==== Text shown
3rd Quain Professor of Physics
- In office 1902–1914
- Preceded by: Hugh Longbourne Callendar
- Succeeded by: William Henry Bragg

= Frederick Thomas Trouton =

Irish experimental physicist (1863–1922)

Frederick Thomas Trouton (/ˈtraʊtən/; 24 November 1863 – 21 September 1922) was an Irish experimental physicist known for Trouton's rule and his experiments attempting to detect the Earth's motion through the luminiferous aether.

== Life and work ==
Trouton was born in Dublin on 24 November 1863, the youngest son of the wealthy and prominent Thomas Trouton. He attended Royal School Dungannon and went on to Trinity College Dublin in 1884, where he studied engineering and physical science. While still an undergraduate student, Trouton observed a relationship between boiling points and energies of vaporisations, which he presented in two short papers. He found the change of entropy per mole for vaporisation at a boiling point is constant, or expressed mathematically ΔS_{m,vap} = 10.5 R (where R is the ideal gas constant). This became known as Trouton's rule and, despite having some exceptions, is used to estimate the enthalpy of vaporisation of liquids whose boiling points are known. Trouton himself belittled his discovery as it was merely the result of an afternoon's manipulation of data from a book of tables. Before graduating he also took a leading role in surveying for a railway.
========
== Tasks to carry out ==
1 - Answer these questions from the text on Frederick Thomas Trouton:
(a) Who preceded Trouton as Quain Professor of Physics?
(b) In what year did Trouton go to Trinity College Dublin?
(c) According to Trouton himself, what was his discovery merely the result of?
2 - Return the passage of the text on Frederick Thomas Trouton from "Frederick Thomas Trouton (/ˈtraʊtən/;" to "the luminiferous aether.", copied word for word.
==== Entries supplied
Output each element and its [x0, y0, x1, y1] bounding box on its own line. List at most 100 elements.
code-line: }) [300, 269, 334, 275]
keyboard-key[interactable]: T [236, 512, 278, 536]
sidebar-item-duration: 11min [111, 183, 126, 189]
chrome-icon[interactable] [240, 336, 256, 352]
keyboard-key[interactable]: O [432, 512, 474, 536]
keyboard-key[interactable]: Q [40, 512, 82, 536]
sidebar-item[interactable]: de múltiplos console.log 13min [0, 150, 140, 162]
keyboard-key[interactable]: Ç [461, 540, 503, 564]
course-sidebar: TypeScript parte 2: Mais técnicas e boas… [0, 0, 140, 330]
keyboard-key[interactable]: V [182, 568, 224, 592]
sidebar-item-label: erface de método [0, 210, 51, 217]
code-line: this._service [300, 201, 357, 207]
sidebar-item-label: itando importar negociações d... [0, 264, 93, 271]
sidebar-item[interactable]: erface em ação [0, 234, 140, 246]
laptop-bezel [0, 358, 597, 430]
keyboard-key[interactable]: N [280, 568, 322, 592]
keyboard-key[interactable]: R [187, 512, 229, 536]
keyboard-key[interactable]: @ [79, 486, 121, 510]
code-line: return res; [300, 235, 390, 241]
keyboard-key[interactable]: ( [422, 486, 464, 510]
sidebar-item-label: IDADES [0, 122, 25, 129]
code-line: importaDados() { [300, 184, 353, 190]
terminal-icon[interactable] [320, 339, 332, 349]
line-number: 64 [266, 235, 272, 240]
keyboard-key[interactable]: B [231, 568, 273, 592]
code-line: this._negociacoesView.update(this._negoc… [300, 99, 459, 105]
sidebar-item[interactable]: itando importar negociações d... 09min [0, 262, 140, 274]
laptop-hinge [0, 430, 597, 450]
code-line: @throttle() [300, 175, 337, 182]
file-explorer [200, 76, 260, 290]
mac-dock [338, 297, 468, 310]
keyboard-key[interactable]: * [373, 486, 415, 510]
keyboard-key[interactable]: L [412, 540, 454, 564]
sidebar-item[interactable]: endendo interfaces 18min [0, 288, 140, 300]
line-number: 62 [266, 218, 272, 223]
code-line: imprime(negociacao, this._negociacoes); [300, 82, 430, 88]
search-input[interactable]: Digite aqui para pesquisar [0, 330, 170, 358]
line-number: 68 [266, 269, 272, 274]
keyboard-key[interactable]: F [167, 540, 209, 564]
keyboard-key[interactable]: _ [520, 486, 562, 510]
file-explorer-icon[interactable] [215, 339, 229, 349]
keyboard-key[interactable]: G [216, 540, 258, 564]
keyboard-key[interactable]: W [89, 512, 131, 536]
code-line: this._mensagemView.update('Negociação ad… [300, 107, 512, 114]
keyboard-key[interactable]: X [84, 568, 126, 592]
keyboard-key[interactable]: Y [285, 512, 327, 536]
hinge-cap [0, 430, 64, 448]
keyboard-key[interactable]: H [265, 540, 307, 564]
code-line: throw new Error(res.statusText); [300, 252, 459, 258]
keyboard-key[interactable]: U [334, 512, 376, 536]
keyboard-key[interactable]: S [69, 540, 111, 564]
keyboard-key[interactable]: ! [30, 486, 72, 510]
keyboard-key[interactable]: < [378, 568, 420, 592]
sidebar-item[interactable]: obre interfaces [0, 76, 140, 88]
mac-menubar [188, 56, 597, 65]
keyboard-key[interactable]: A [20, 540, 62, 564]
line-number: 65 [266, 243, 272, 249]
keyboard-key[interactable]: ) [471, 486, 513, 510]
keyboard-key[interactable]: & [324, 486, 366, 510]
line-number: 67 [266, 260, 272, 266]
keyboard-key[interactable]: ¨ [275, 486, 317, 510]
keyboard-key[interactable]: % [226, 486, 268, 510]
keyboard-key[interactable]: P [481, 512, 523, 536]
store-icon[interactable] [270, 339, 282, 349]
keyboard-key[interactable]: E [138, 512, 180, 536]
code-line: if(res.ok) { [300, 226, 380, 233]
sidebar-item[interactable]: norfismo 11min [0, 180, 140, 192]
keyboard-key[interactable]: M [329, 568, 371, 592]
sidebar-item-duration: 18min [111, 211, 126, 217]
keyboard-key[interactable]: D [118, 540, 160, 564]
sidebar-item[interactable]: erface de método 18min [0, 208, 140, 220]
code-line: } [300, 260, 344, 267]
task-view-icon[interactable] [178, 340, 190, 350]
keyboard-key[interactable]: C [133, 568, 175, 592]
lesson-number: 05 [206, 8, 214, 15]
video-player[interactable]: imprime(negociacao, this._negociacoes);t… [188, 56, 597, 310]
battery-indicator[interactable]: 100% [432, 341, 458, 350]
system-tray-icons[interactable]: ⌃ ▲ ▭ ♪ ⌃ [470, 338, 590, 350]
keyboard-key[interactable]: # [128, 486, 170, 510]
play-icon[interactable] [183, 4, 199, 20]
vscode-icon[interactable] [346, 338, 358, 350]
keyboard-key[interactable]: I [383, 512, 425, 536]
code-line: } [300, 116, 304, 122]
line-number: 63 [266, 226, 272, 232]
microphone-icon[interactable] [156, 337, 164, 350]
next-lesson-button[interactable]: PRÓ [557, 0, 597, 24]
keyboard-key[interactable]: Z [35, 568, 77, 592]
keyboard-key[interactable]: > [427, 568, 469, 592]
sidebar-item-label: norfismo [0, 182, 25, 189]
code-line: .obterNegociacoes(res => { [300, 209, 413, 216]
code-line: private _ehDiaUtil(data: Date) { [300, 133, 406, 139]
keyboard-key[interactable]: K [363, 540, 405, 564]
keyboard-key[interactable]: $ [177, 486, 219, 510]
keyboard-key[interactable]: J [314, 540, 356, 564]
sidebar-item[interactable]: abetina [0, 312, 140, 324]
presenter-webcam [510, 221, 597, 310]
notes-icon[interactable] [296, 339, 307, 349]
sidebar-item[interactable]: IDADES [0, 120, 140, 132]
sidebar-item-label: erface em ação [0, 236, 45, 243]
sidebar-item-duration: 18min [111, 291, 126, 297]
========
== Answers by item ==
1 -
(a) Hugh Longbourne Callendar
(b) 1884
(c) An afternoon's manipulation of data from a book of tables

2 -
Frederick Thomas Trouton (/ˈtraʊtən/; 24 November 1863 – 21 September 1922) was an Irish experimental physicist known for Trouton's rule and his experiments attempting to detect the Earth's motion through the luminiferous aether.